[BEGIN]

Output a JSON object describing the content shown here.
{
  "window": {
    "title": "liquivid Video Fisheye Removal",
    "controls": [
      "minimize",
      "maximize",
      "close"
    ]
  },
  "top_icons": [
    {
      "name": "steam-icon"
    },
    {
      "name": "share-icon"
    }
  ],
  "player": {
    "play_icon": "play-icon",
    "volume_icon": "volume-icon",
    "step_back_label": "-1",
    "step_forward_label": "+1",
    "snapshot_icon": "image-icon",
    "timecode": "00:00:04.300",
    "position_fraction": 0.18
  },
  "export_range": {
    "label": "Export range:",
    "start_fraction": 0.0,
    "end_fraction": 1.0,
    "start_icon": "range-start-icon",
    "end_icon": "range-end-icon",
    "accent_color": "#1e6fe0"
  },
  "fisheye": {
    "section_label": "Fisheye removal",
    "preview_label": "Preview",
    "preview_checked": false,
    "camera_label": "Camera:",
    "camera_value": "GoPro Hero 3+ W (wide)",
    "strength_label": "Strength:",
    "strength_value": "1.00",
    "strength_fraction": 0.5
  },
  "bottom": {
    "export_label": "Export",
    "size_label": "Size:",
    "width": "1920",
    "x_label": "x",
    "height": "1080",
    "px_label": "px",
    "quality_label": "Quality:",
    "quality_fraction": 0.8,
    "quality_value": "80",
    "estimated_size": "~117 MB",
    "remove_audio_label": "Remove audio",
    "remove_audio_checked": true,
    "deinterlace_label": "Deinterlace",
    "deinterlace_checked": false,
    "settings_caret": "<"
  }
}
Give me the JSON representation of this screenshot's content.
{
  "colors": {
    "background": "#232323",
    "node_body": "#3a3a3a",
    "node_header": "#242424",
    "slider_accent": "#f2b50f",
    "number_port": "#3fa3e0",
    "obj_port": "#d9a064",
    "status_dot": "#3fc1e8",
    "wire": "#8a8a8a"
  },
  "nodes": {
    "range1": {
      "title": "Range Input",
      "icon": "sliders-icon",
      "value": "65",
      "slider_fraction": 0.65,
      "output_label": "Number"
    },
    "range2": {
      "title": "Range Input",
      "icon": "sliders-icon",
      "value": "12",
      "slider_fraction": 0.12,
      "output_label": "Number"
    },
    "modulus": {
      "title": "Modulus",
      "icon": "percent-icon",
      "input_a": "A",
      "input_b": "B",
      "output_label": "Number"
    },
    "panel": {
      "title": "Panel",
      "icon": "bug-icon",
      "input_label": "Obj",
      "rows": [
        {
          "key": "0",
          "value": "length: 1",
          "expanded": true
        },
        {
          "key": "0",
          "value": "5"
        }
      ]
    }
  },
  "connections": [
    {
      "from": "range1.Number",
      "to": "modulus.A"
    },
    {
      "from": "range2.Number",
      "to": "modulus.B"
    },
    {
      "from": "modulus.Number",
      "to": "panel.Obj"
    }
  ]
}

[END]

> **PROBLEM TO WORK ON**
Reproduce all of the records exactly.

> **SOLVED EXERCISE**
Output a JSON object describing the content shown here.
{
  "window": {
    "title": "liquivid Video Fisheye Removal",
    "controls": [
      "minimize",
      "maximize",
      "close"
    ]
  },
  "top_icons": [
    {
      "name": "steam-icon"
    },
    {
      "name": "share-icon"
    }
  ],
  "player": {
    "play_icon": "play-icon",
    "volume_icon": "volume-icon",
    "step_back_label": "-1",
    "step_forward_label": "+1",
    "snapshot_icon": "image-icon",
    "timecode": "00:00:04.300",
    "position_fraction": 0.18
  },
  "export_range": {
    "label": "Export range:",
    "start_fraction": 0.0,
    "end_fraction": 1.0,
    "start_icon": "range-start-icon",
    "end_icon": "range-end-icon",
    "accent_color": "#1e6fe0"
  },
  "fisheye": {
    "section_label": "Fisheye removal",
    "preview_label": "Preview",
    "preview_checked": false,
    "camera_label": "Camera:",
    "camera_value": "GoPro Hero 3+ W (wide)",
    "strength_label": "Strength:",
    "strength_value": "1.00",
    "strength_fraction": 0.5
  },
  "bottom": {
    "export_label": "Export",
    "size_label": "Size:",
    "width": "1920",
    "x_label": "x",
    "height": "1080",
    "px_label": "px",
    "quality_label": "Quality:",
    "quality_fraction": 0.8,
    "quality_value": "80",
    "estimated_size": "~117 MB",
    "remove_audio_label": "Remove audio",
    "remove_audio_checked": true,
    "deinterlace_label": "Deinterlace",
    "deinterlace_checked": false,
    "settings_caret": "<"
  }
}
Give me the JSON representation of this screenshot's content.
{
  "colors": {
    "background": "#232323",
    "node_body": "#3a3a3a",
    "node_header": "#242424",
    "slider_accent": "#f2b50f",
    "number_port": "#3fa3e0",
    "obj_port": "#d9a064",
    "status_dot": "#3fc1e8",
    "wire": "#8a8a8a"
  },
  "nodes": {
    "range1": {
      "title": "Range Input",
      "icon": "sliders-icon",
      "value": "65",
      "slider_fraction": 0.65,
      "output_label": "Number"
    },
    "range2": {
      "title": "Range Input",
      "icon": "sliders-icon",
      "value": "12",
      "slider_fraction": 0.12,
      "output_label": "Number"
    },
    "modulus": {
      "title": "Modulus",
      "icon": "percent-icon",
      "input_a": "A",
      "input_b": "B",
      "output_label": "Number"
    },
    "panel": {
      "title": "Panel",
      "icon": "bug-icon",
      "input_label": "Obj",
      "rows": [
        {
          "key": "0",
          "value": "length: 1",
          "expanded": true
        },
        {
          "key": "0",
          "value": "5"
        }
      ]
    }
  },
  "connections": [
    {
      "from": "range1.Number",
      "to": "modulus.A"
    },
    {
      "from": "range2.Number",
      "to": "modulus.B"
    },
    {
      "from": "modulus.Number",
      "to": "panel.Obj"
    }
  ]
}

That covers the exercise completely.